▶ **Work request**
Each line in the data holding "numărul" should be listed.

━━ Exercise data

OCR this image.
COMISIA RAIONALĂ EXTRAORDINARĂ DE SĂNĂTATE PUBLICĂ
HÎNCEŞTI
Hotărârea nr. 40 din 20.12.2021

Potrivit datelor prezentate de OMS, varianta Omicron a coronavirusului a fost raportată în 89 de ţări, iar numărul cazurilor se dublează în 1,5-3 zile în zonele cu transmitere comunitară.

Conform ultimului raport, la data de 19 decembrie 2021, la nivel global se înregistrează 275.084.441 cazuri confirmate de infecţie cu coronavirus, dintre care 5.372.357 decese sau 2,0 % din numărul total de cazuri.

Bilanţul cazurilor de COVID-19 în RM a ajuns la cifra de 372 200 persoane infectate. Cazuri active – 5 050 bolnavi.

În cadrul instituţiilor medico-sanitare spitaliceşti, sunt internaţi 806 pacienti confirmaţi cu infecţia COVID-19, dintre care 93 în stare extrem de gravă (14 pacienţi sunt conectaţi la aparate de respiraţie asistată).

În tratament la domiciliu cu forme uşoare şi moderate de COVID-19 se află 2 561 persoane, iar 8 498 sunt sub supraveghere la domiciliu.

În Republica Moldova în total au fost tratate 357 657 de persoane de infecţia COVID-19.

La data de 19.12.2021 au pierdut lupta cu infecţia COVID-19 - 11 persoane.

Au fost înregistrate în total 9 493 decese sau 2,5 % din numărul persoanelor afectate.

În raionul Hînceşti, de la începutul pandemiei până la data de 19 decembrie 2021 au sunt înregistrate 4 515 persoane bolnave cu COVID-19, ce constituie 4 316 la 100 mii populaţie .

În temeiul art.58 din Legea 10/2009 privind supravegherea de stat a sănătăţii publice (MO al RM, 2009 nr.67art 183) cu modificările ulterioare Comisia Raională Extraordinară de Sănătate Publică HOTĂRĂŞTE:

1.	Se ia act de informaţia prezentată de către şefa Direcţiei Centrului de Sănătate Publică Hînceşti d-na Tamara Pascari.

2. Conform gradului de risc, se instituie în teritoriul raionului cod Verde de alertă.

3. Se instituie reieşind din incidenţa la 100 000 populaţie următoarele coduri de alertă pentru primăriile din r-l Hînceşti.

━━━━
━━ Exercise data

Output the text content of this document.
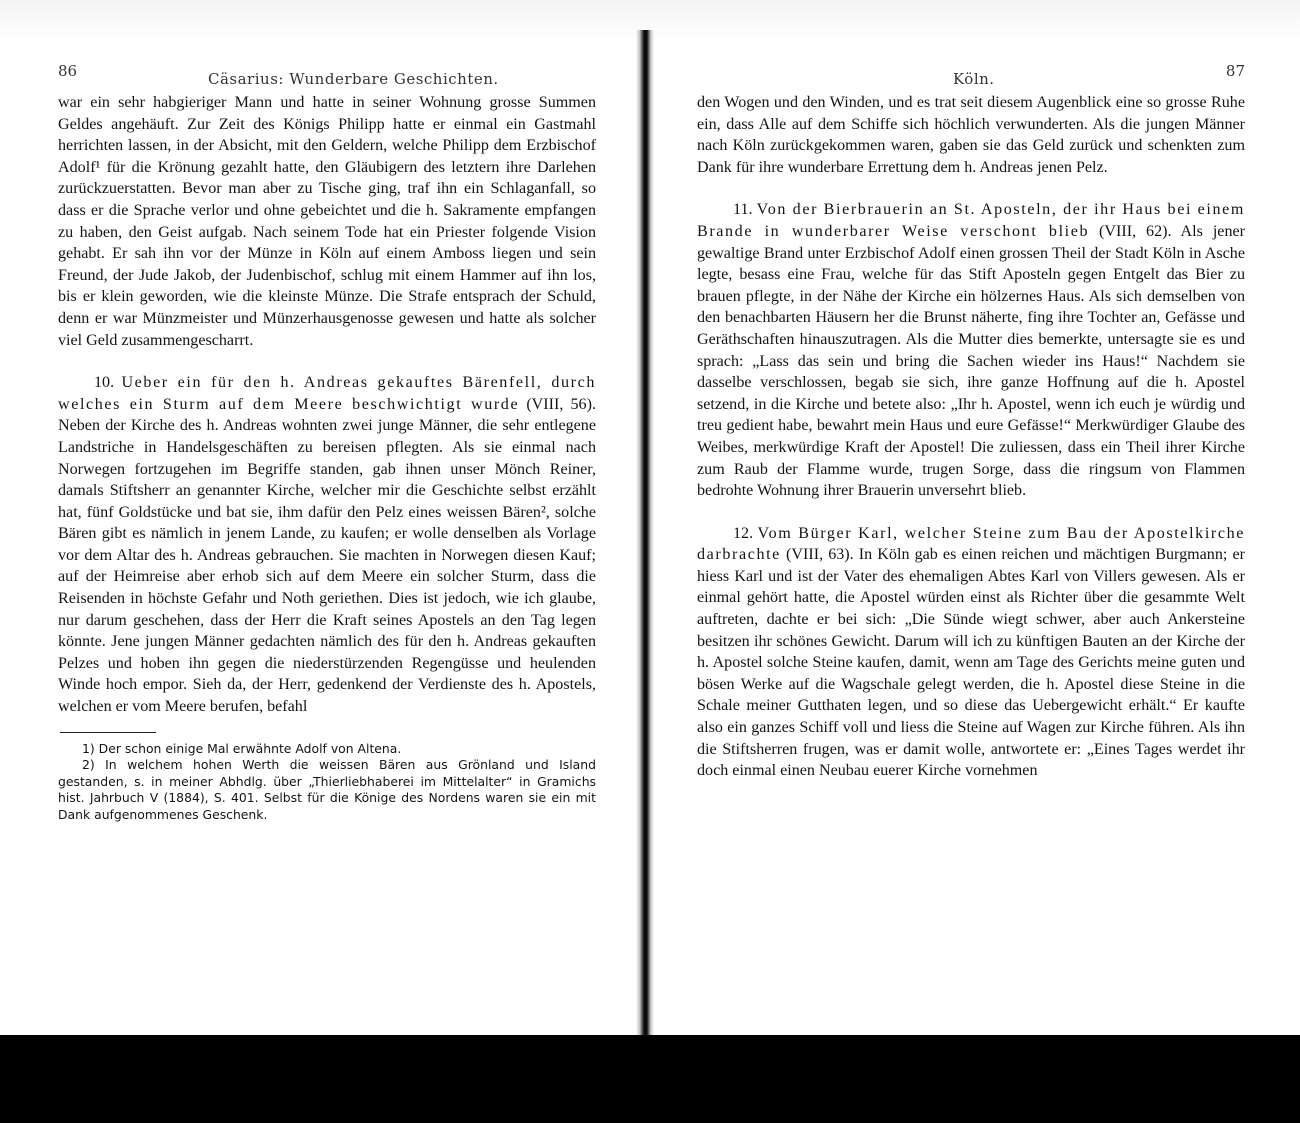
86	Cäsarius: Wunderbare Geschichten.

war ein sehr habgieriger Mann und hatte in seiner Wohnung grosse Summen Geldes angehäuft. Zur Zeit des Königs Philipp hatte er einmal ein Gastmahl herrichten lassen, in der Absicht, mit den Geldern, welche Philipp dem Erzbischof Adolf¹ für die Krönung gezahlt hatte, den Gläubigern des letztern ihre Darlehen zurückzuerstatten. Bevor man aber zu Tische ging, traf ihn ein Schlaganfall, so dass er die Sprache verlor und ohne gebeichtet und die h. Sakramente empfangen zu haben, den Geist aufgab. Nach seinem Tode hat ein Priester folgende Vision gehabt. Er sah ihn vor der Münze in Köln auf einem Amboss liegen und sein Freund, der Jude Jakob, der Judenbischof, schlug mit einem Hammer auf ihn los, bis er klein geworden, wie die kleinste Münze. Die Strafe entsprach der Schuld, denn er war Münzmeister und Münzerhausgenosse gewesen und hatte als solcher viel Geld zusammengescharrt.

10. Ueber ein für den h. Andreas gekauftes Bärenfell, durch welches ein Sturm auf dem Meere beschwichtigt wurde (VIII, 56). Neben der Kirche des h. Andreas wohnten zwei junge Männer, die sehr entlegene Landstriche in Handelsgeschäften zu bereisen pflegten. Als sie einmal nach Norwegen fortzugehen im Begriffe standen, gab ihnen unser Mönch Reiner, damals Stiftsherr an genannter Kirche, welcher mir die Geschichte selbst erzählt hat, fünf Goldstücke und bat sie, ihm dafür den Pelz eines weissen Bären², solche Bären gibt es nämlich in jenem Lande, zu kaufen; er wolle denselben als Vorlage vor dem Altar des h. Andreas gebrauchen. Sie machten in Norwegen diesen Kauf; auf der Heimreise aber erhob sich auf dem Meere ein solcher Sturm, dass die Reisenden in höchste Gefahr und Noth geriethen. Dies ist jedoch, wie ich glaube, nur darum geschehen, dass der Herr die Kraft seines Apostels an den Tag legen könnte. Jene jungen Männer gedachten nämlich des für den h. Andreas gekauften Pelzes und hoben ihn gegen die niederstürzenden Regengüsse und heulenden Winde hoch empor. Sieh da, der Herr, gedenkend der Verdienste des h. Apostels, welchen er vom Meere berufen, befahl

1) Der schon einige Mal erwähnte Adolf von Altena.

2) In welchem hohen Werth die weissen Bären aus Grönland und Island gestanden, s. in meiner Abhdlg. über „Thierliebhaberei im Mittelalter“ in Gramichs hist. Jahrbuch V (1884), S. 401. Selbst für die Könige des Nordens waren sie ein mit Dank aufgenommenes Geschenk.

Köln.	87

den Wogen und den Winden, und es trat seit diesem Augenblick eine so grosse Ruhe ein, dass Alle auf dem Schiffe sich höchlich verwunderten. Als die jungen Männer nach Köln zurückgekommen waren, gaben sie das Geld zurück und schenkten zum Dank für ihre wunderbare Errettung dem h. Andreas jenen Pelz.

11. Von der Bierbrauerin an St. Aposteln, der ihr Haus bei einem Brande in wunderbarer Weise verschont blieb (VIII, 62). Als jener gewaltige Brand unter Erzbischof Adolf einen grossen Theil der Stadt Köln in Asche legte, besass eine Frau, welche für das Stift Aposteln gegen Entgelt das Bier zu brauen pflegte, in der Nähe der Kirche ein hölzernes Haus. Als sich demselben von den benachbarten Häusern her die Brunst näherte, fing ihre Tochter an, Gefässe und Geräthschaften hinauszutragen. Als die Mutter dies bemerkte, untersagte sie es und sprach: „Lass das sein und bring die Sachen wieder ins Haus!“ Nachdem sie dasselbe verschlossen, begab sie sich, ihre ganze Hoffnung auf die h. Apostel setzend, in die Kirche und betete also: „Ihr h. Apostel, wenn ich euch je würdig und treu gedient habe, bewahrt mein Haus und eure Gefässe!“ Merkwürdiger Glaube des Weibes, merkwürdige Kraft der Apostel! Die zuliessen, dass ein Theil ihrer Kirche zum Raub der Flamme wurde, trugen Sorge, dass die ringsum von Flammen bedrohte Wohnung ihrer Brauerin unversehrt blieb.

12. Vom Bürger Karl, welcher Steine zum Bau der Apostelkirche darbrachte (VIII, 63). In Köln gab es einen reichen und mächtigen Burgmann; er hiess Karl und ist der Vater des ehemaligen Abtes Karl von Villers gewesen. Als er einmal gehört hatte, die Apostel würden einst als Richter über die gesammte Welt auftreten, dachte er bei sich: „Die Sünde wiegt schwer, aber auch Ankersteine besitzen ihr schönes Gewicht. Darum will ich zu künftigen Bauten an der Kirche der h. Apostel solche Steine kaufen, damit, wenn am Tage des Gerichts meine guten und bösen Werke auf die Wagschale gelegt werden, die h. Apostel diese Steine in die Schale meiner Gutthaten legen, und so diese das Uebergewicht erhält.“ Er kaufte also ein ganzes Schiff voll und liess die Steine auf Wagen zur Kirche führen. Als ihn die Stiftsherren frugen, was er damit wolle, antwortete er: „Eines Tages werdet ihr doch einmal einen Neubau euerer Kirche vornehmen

━━━━

▶ **Response for this exercise**
Potrivit datelor prezentate de OMS, varianta Omicron a coronavirusului a fost raportată în 89 de ţări, iar numărul cazurilor se dublează în 1,5-3 zile în zonele cu transmitere comunitară.
Conform ultimului raport, la data de 19 decembrie 2021, la nivel global se înregistrează 275.084.441 cazuri confirmate de infecţie cu coronavirus, dintre care 5.372.357 decese sau 2,0 % din numărul total de cazuri.
Au fost înregistrate în total 9 493 decese sau 2,5 % din numărul persoanelor afectate.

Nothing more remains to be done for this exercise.